All the data below goes into the copy word for word, but the pictures don't.

Collected data:
--------------------
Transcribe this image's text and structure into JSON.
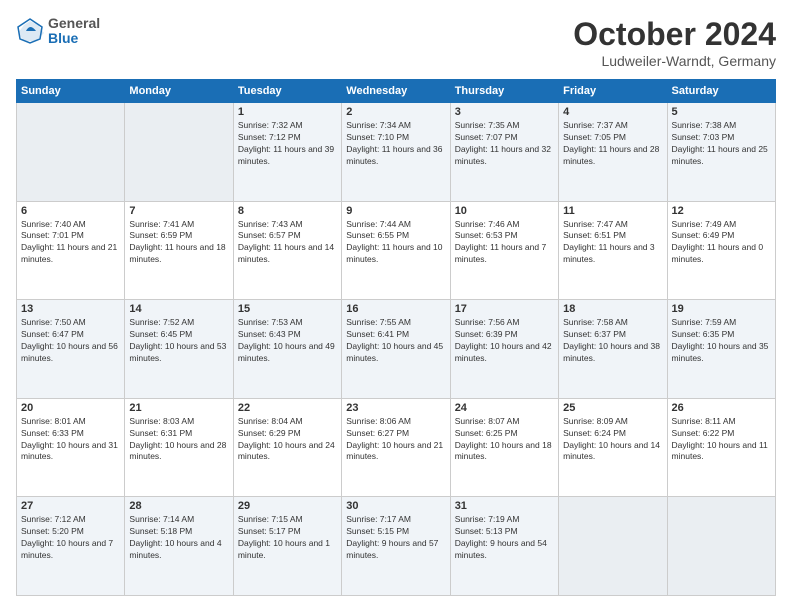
{
  "header": {
    "logo": {
      "general": "General",
      "blue": "Blue"
    },
    "title": "October 2024",
    "location": "Ludweiler-Warndt, Germany"
  },
  "days_of_week": [
    "Sunday",
    "Monday",
    "Tuesday",
    "Wednesday",
    "Thursday",
    "Friday",
    "Saturday"
  ],
  "weeks": [
    [
      {
        "day": "",
        "info": ""
      },
      {
        "day": "",
        "info": ""
      },
      {
        "day": "1",
        "info": "Sunrise: 7:32 AM\nSunset: 7:12 PM\nDaylight: 11 hours and 39 minutes."
      },
      {
        "day": "2",
        "info": "Sunrise: 7:34 AM\nSunset: 7:10 PM\nDaylight: 11 hours and 36 minutes."
      },
      {
        "day": "3",
        "info": "Sunrise: 7:35 AM\nSunset: 7:07 PM\nDaylight: 11 hours and 32 minutes."
      },
      {
        "day": "4",
        "info": "Sunrise: 7:37 AM\nSunset: 7:05 PM\nDaylight: 11 hours and 28 minutes."
      },
      {
        "day": "5",
        "info": "Sunrise: 7:38 AM\nSunset: 7:03 PM\nDaylight: 11 hours and 25 minutes."
      }
    ],
    [
      {
        "day": "6",
        "info": "Sunrise: 7:40 AM\nSunset: 7:01 PM\nDaylight: 11 hours and 21 minutes."
      },
      {
        "day": "7",
        "info": "Sunrise: 7:41 AM\nSunset: 6:59 PM\nDaylight: 11 hours and 18 minutes."
      },
      {
        "day": "8",
        "info": "Sunrise: 7:43 AM\nSunset: 6:57 PM\nDaylight: 11 hours and 14 minutes."
      },
      {
        "day": "9",
        "info": "Sunrise: 7:44 AM\nSunset: 6:55 PM\nDaylight: 11 hours and 10 minutes."
      },
      {
        "day": "10",
        "info": "Sunrise: 7:46 AM\nSunset: 6:53 PM\nDaylight: 11 hours and 7 minutes."
      },
      {
        "day": "11",
        "info": "Sunrise: 7:47 AM\nSunset: 6:51 PM\nDaylight: 11 hours and 3 minutes."
      },
      {
        "day": "12",
        "info": "Sunrise: 7:49 AM\nSunset: 6:49 PM\nDaylight: 11 hours and 0 minutes."
      }
    ],
    [
      {
        "day": "13",
        "info": "Sunrise: 7:50 AM\nSunset: 6:47 PM\nDaylight: 10 hours and 56 minutes."
      },
      {
        "day": "14",
        "info": "Sunrise: 7:52 AM\nSunset: 6:45 PM\nDaylight: 10 hours and 53 minutes."
      },
      {
        "day": "15",
        "info": "Sunrise: 7:53 AM\nSunset: 6:43 PM\nDaylight: 10 hours and 49 minutes."
      },
      {
        "day": "16",
        "info": "Sunrise: 7:55 AM\nSunset: 6:41 PM\nDaylight: 10 hours and 45 minutes."
      },
      {
        "day": "17",
        "info": "Sunrise: 7:56 AM\nSunset: 6:39 PM\nDaylight: 10 hours and 42 minutes."
      },
      {
        "day": "18",
        "info": "Sunrise: 7:58 AM\nSunset: 6:37 PM\nDaylight: 10 hours and 38 minutes."
      },
      {
        "day": "19",
        "info": "Sunrise: 7:59 AM\nSunset: 6:35 PM\nDaylight: 10 hours and 35 minutes."
      }
    ],
    [
      {
        "day": "20",
        "info": "Sunrise: 8:01 AM\nSunset: 6:33 PM\nDaylight: 10 hours and 31 minutes."
      },
      {
        "day": "21",
        "info": "Sunrise: 8:03 AM\nSunset: 6:31 PM\nDaylight: 10 hours and 28 minutes."
      },
      {
        "day": "22",
        "info": "Sunrise: 8:04 AM\nSunset: 6:29 PM\nDaylight: 10 hours and 24 minutes."
      },
      {
        "day": "23",
        "info": "Sunrise: 8:06 AM\nSunset: 6:27 PM\nDaylight: 10 hours and 21 minutes."
      },
      {
        "day": "24",
        "info": "Sunrise: 8:07 AM\nSunset: 6:25 PM\nDaylight: 10 hours and 18 minutes."
      },
      {
        "day": "25",
        "info": "Sunrise: 8:09 AM\nSunset: 6:24 PM\nDaylight: 10 hours and 14 minutes."
      },
      {
        "day": "26",
        "info": "Sunrise: 8:11 AM\nSunset: 6:22 PM\nDaylight: 10 hours and 11 minutes."
      }
    ],
    [
      {
        "day": "27",
        "info": "Sunrise: 7:12 AM\nSunset: 5:20 PM\nDaylight: 10 hours and 7 minutes."
      },
      {
        "day": "28",
        "info": "Sunrise: 7:14 AM\nSunset: 5:18 PM\nDaylight: 10 hours and 4 minutes."
      },
      {
        "day": "29",
        "info": "Sunrise: 7:15 AM\nSunset: 5:17 PM\nDaylight: 10 hours and 1 minute."
      },
      {
        "day": "30",
        "info": "Sunrise: 7:17 AM\nSunset: 5:15 PM\nDaylight: 9 hours and 57 minutes."
      },
      {
        "day": "31",
        "info": "Sunrise: 7:19 AM\nSunset: 5:13 PM\nDaylight: 9 hours and 54 minutes."
      },
      {
        "day": "",
        "info": ""
      },
      {
        "day": "",
        "info": ""
      }
    ]
  ]
}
--------------------
Result of the task:
Transcribe this image's text and structure into JSON.
{
  "header": {
    "logo": {
      "general": "General",
      "blue": "Blue"
    },
    "title": "October 2024",
    "location": "Ludweiler-Warndt, Germany"
  },
  "days_of_week": [
    "Sunday",
    "Monday",
    "Tuesday",
    "Wednesday",
    "Thursday",
    "Friday",
    "Saturday"
  ],
  "weeks": [
    [
      {
        "day": "",
        "info": ""
      },
      {
        "day": "",
        "info": ""
      },
      {
        "day": "1",
        "info": "Sunrise: 7:32 AM\nSunset: 7:12 PM\nDaylight: 11 hours and 39 minutes."
      },
      {
        "day": "2",
        "info": "Sunrise: 7:34 AM\nSunset: 7:10 PM\nDaylight: 11 hours and 36 minutes."
      },
      {
        "day": "3",
        "info": "Sunrise: 7:35 AM\nSunset: 7:07 PM\nDaylight: 11 hours and 32 minutes."
      },
      {
        "day": "4",
        "info": "Sunrise: 7:37 AM\nSunset: 7:05 PM\nDaylight: 11 hours and 28 minutes."
      },
      {
        "day": "5",
        "info": "Sunrise: 7:38 AM\nSunset: 7:03 PM\nDaylight: 11 hours and 25 minutes."
      }
    ],
    [
      {
        "day": "6",
        "info": "Sunrise: 7:40 AM\nSunset: 7:01 PM\nDaylight: 11 hours and 21 minutes."
      },
      {
        "day": "7",
        "info": "Sunrise: 7:41 AM\nSunset: 6:59 PM\nDaylight: 11 hours and 18 minutes."
      },
      {
        "day": "8",
        "info": "Sunrise: 7:43 AM\nSunset: 6:57 PM\nDaylight: 11 hours and 14 minutes."
      },
      {
        "day": "9",
        "info": "Sunrise: 7:44 AM\nSunset: 6:55 PM\nDaylight: 11 hours and 10 minutes."
      },
      {
        "day": "10",
        "info": "Sunrise: 7:46 AM\nSunset: 6:53 PM\nDaylight: 11 hours and 7 minutes."
      },
      {
        "day": "11",
        "info": "Sunrise: 7:47 AM\nSunset: 6:51 PM\nDaylight: 11 hours and 3 minutes."
      },
      {
        "day": "12",
        "info": "Sunrise: 7:49 AM\nSunset: 6:49 PM\nDaylight: 11 hours and 0 minutes."
      }
    ],
    [
      {
        "day": "13",
        "info": "Sunrise: 7:50 AM\nSunset: 6:47 PM\nDaylight: 10 hours and 56 minutes."
      },
      {
        "day": "14",
        "info": "Sunrise: 7:52 AM\nSunset: 6:45 PM\nDaylight: 10 hours and 53 minutes."
      },
      {
        "day": "15",
        "info": "Sunrise: 7:53 AM\nSunset: 6:43 PM\nDaylight: 10 hours and 49 minutes."
      },
      {
        "day": "16",
        "info": "Sunrise: 7:55 AM\nSunset: 6:41 PM\nDaylight: 10 hours and 45 minutes."
      },
      {
        "day": "17",
        "info": "Sunrise: 7:56 AM\nSunset: 6:39 PM\nDaylight: 10 hours and 42 minutes."
      },
      {
        "day": "18",
        "info": "Sunrise: 7:58 AM\nSunset: 6:37 PM\nDaylight: 10 hours and 38 minutes."
      },
      {
        "day": "19",
        "info": "Sunrise: 7:59 AM\nSunset: 6:35 PM\nDaylight: 10 hours and 35 minutes."
      }
    ],
    [
      {
        "day": "20",
        "info": "Sunrise: 8:01 AM\nSunset: 6:33 PM\nDaylight: 10 hours and 31 minutes."
      },
      {
        "day": "21",
        "info": "Sunrise: 8:03 AM\nSunset: 6:31 PM\nDaylight: 10 hours and 28 minutes."
      },
      {
        "day": "22",
        "info": "Sunrise: 8:04 AM\nSunset: 6:29 PM\nDaylight: 10 hours and 24 minutes."
      },
      {
        "day": "23",
        "info": "Sunrise: 8:06 AM\nSunset: 6:27 PM\nDaylight: 10 hours and 21 minutes."
      },
      {
        "day": "24",
        "info": "Sunrise: 8:07 AM\nSunset: 6:25 PM\nDaylight: 10 hours and 18 minutes."
      },
      {
        "day": "25",
        "info": "Sunrise: 8:09 AM\nSunset: 6:24 PM\nDaylight: 10 hours and 14 minutes."
      },
      {
        "day": "26",
        "info": "Sunrise: 8:11 AM\nSunset: 6:22 PM\nDaylight: 10 hours and 11 minutes."
      }
    ],
    [
      {
        "day": "27",
        "info": "Sunrise: 7:12 AM\nSunset: 5:20 PM\nDaylight: 10 hours and 7 minutes."
      },
      {
        "day": "28",
        "info": "Sunrise: 7:14 AM\nSunset: 5:18 PM\nDaylight: 10 hours and 4 minutes."
      },
      {
        "day": "29",
        "info": "Sunrise: 7:15 AM\nSunset: 5:17 PM\nDaylight: 10 hours and 1 minute."
      },
      {
        "day": "30",
        "info": "Sunrise: 7:17 AM\nSunset: 5:15 PM\nDaylight: 9 hours and 57 minutes."
      },
      {
        "day": "31",
        "info": "Sunrise: 7:19 AM\nSunset: 5:13 PM\nDaylight: 9 hours and 54 minutes."
      },
      {
        "day": "",
        "info": ""
      },
      {
        "day": "",
        "info": ""
      }
    ]
  ]
}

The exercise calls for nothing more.